Lines holding the word "nicht" are the ones to copy from the data below.

────────────────

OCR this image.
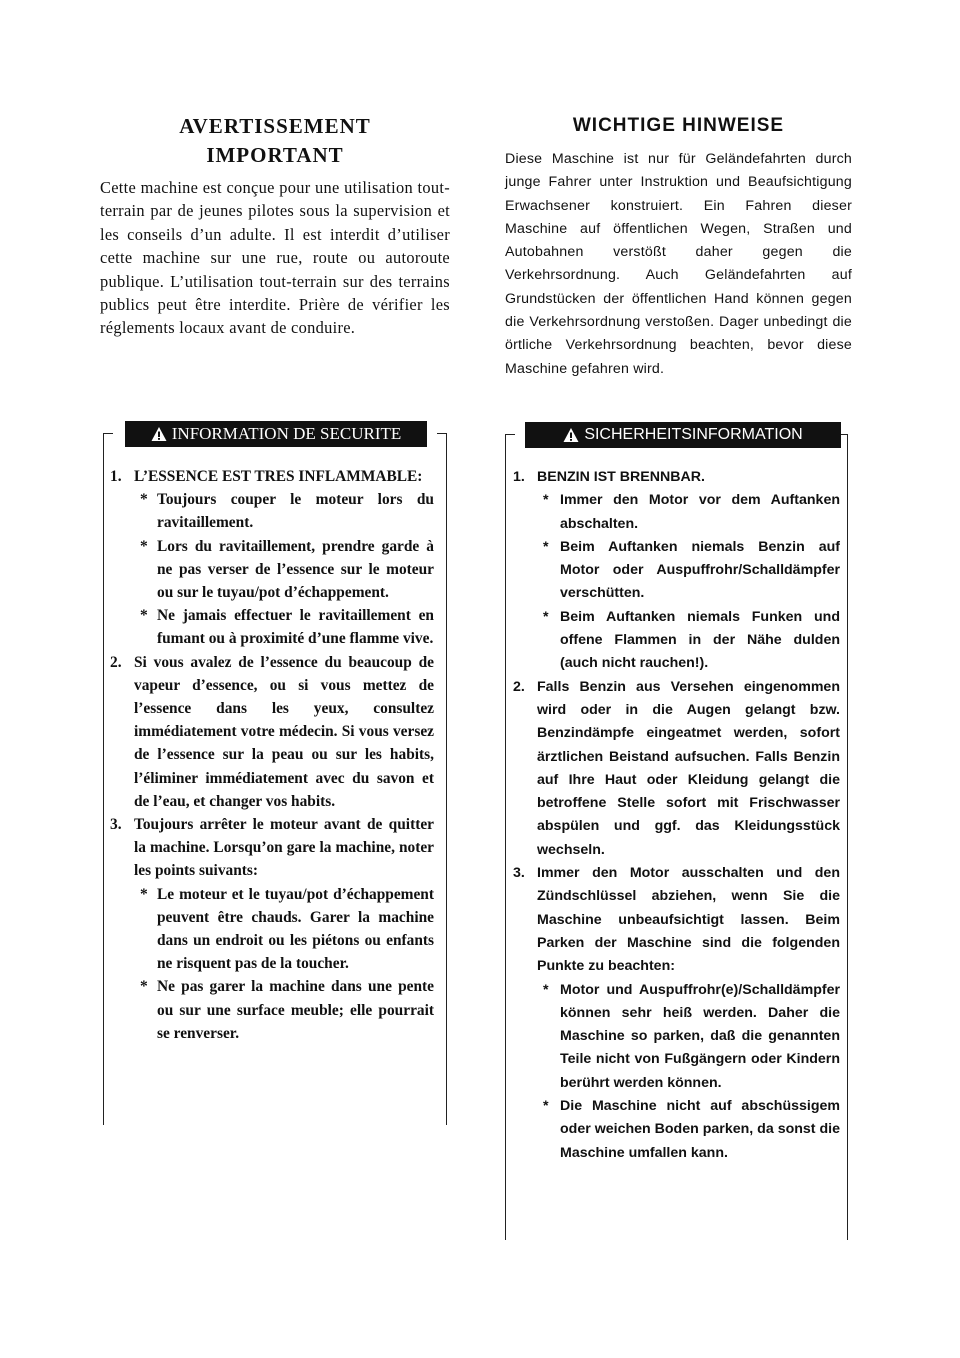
AVERTISSEMENT

IMPORTANT

Cette machine est conçue pour une utilisation tout-terrain par de jeunes pilotes sous la supervision et les conseils d’un adulte. Il est interdit d’utiliser cette machine sur une rue, route ou autoroute publique. L’utilisation tout-terrain sur des terrains publics peut être interdite. Prière de vérifier les réglements locaux avant de conduire.

WICHTIGE HINWEISE

Diese Maschine ist nur für Geländefahrten durch junge Fahrer unter Instruktion und Beaufsichtigung Erwachsener konstruiert. Ein Fahren dieser Maschine auf öffentlichen Wegen, Straßen und Autobahnen verstößt daher gegen die Verkehrsordnung. Auch Geländefahrten auf Grundstücken der öffentlichen Hand können gegen die Verkehrsordnung verstoßen. Dager unbedingt die örtliche Verkehrsordnung beachten, bevor diese Maschine gefahren wird.

INFORMATION DE SECURITE
1. L’ESSENCE EST TRES INFLAMMABLE:
* Toujours couper le moteur lors du ravitaillement.
* Lors du ravitaillement, prendre garde à ne pas verser de l’essence sur le moteur ou sur le tuyau/pot d’échappement.
* Ne jamais effectuer le ravitaillement en fumant ou à proximité d’une flamme vive.
2. Si vous avalez de l’essence du beaucoup de vapeur d’essence, ou si vous mettez de l’essence dans les yeux, consultez immédiatement votre médecin. Si vous versez de l’essence sur la peau ou sur les habits, l’éliminer immédiatement avec du savon et de l’eau, et changer vos habits.
3. Toujours arrêter le moteur avant de quitter la machine. Lorsqu’on gare la machine, noter les points suivants:
* Le moteur et le tuyau/pot d’échappement peuvent être chauds. Garer la machine dans un endroit ou les piétons ou enfants ne risquent pas de la toucher.
* Ne pas garer la machine dans une pente ou sur une surface meuble; elle pourrait se renverser.
SICHERHEITSINFORMATION
1. BENZIN IST BRENNBAR.
* Immer den Motor vor dem Auftanken abschalten.
* Beim Auftanken niemals Benzin auf Motor oder Auspuffrohr/Schalldämpfer verschütten.
* Beim Auftanken niemals Funken und offene Flammen in der Nähe dulden (auch nicht rauchen!).
2. Falls Benzin aus Versehen eingenommen wird oder in die Augen gelangt bzw. Benzindämpfe eingeatmet werden, sofort ärztlichen Beistand aufsuchen. Falls Benzin auf Ihre Haut oder Kleidung gelangt die betroffene Stelle sofort mit Frischwasser abspülen und ggf. das Kleidungsstück wechseln.
3. Immer den Motor ausschalten und den Zündschlüssel abziehen, wenn Sie die Maschine unbeaufsichtigt lassen. Beim Parken der Maschine sind die folgenden Punkte zu beachten:
* Motor und Auspuffrohr(e)/Schalldämpfer können sehr heiß werden. Daher die Maschine so parken, daß die genannten Teile nicht von Fußgängern oder Kindern berührt werden können.
* Die Maschine nicht auf abschüssigem oder weichen Boden parken, da sonst die Maschine umfallen kann.
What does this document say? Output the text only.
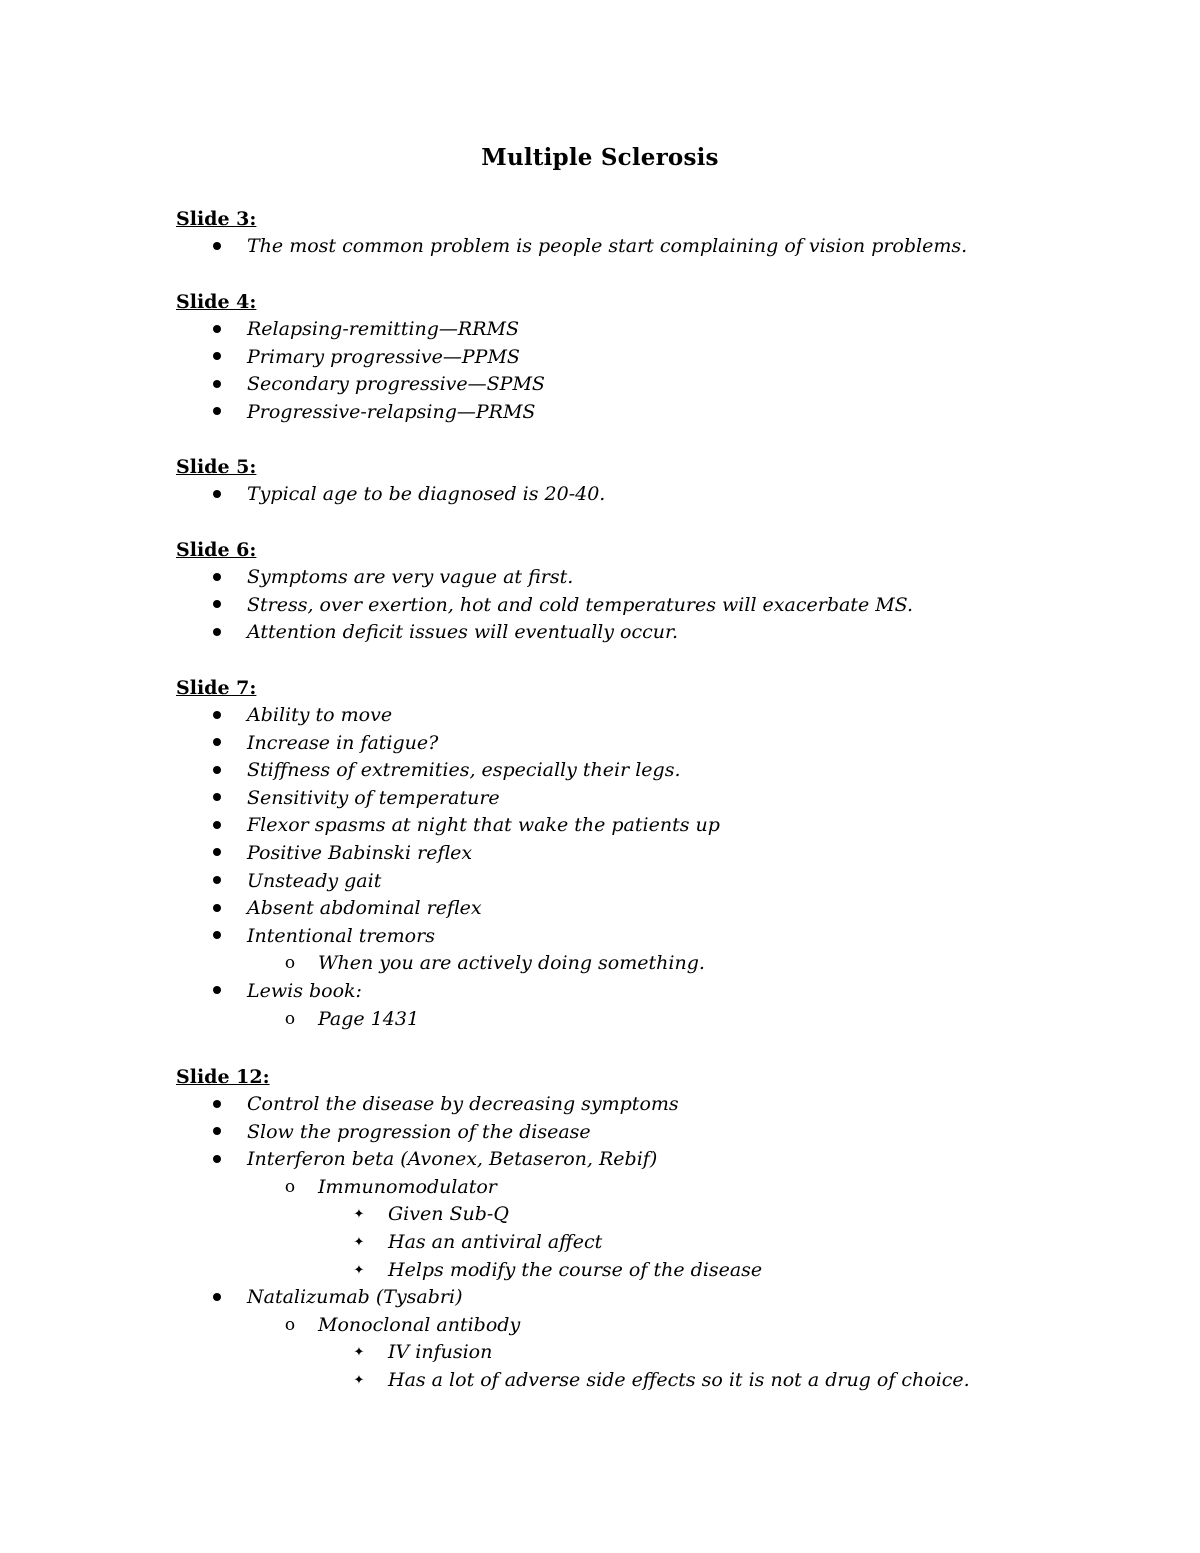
Multiple Sclerosis
Slide 3:
The most common problem is people start complaining of vision problems.
Slide 4:
Relapsing-remitting—RRMS
Primary progressive—PPMS
Secondary progressive—SPMS
Progressive-relapsing—PRMS
Slide 5:
Typical age to be diagnosed is 20-40.
Slide 6:
Symptoms are very vague at first.
Stress, over exertion, hot and cold temperatures will exacerbate MS.
Attention deficit issues will eventually occur.
Slide 7:
Ability to move
Increase in fatigue?
Stiffness of extremities, especially their legs.
Sensitivity of temperature
Flexor spasms at night that wake the patients up
Positive Babinski reflex
Unsteady gait
Absent abdominal reflex
Intentional tremors
o When you are actively doing something.
Lewis book:
o Page 1431
Slide 12:
Control the disease by decreasing symptoms
Slow the progression of the disease
Interferon beta (Avonex, Betaseron, Rebif)
o Immunomodulator
✦ Given Sub-Q
✦ Has an antiviral affect
✦ Helps modify the course of the disease
Natalizumab (Tysabri)
o Monoclonal antibody
✦ IV infusion
✦ Has a lot of adverse side effects so it is not a drug of choice.
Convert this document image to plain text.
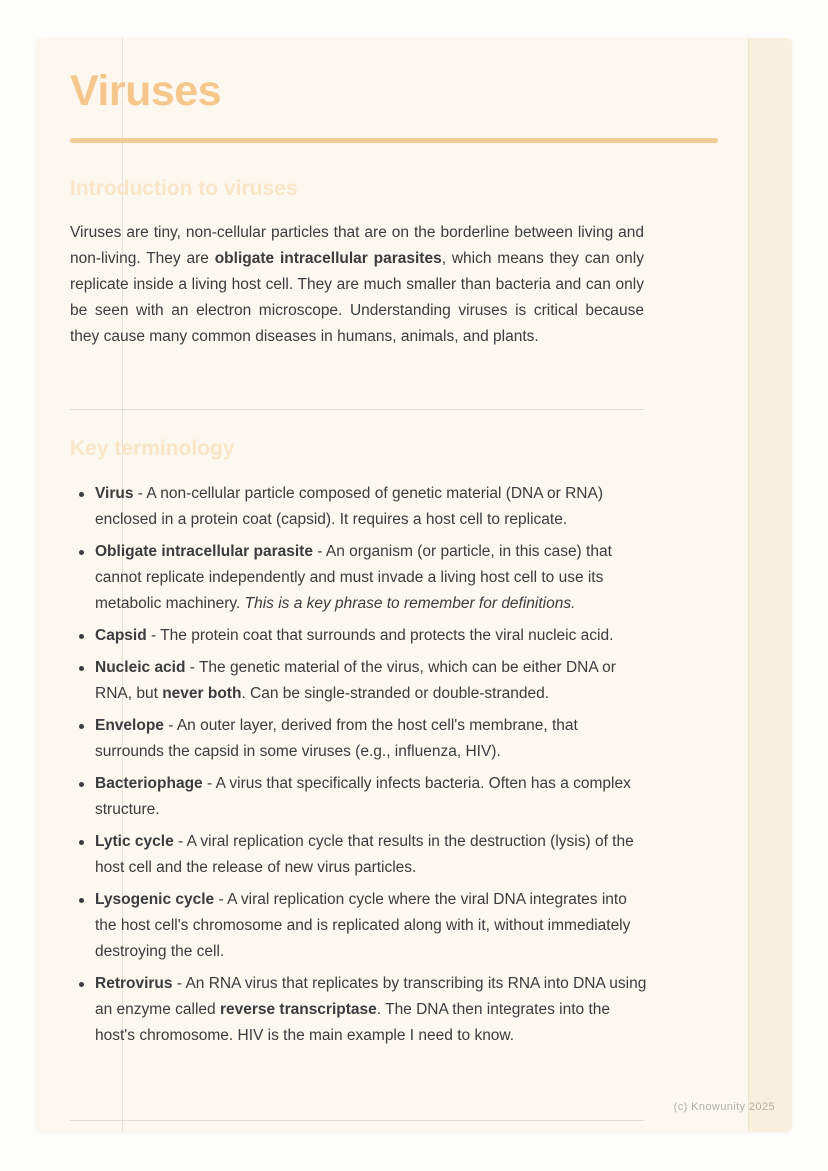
Viruses
Introduction to viruses

Viruses are tiny, non-cellular particles that are on the borderline between living and non-living. They are obligate intracellular parasites, which means they can only replicate inside a living host cell. They are much smaller than bacteria and can only be seen with an electron microscope. Understanding viruses is critical because they cause many common diseases in humans, animals, and plants.

Key terminology
Virus - A non-cellular particle composed of genetic material (DNA or RNA) enclosed in a protein coat (capsid). It requires a host cell to replicate.
Obligate intracellular parasite - An organism (or particle, in this case) that cannot replicate independently and must invade a living host cell to use its metabolic machinery. This is a key phrase to remember for definitions.
Capsid - The protein coat that surrounds and protects the viral nucleic acid.
Nucleic acid - The genetic material of the virus, which can be either DNA or RNA, but never both. Can be single-stranded or double-stranded.
Envelope - An outer layer, derived from the host cell's membrane, that surrounds the capsid in some viruses (e.g., influenza, HIV).
Bacteriophage - A virus that specifically infects bacteria. Often has a complex structure.
Lytic cycle - A viral replication cycle that results in the destruction (lysis) of the host cell and the release of new virus particles.
Lysogenic cycle - A viral replication cycle where the viral DNA integrates into the host cell's chromosome and is replicated along with it, without immediately destroying the cell.
Retrovirus - An RNA virus that replicates by transcribing its RNA into DNA using an enzyme called reverse transcriptase. The DNA then integrates into the host's chromosome. HIV is the main example I need to know.
(c) Knowunity 2025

────────────────

§ Your solution:
* Beim Auftanken niemals Funken und offene Flammen in der Nähe dulden (auch nicht rauchen!).
* Motor und Auspuffrohr(e)/Schalldämpfer können sehr heiß werden. Daher die Maschine so parken, daß die genannten Teile nicht von Fußgängern oder Kindern berührt werden können.
* Die Maschine nicht auf abschüssigem oder weichen Boden parken, da sonst die Maschine umfallen kann.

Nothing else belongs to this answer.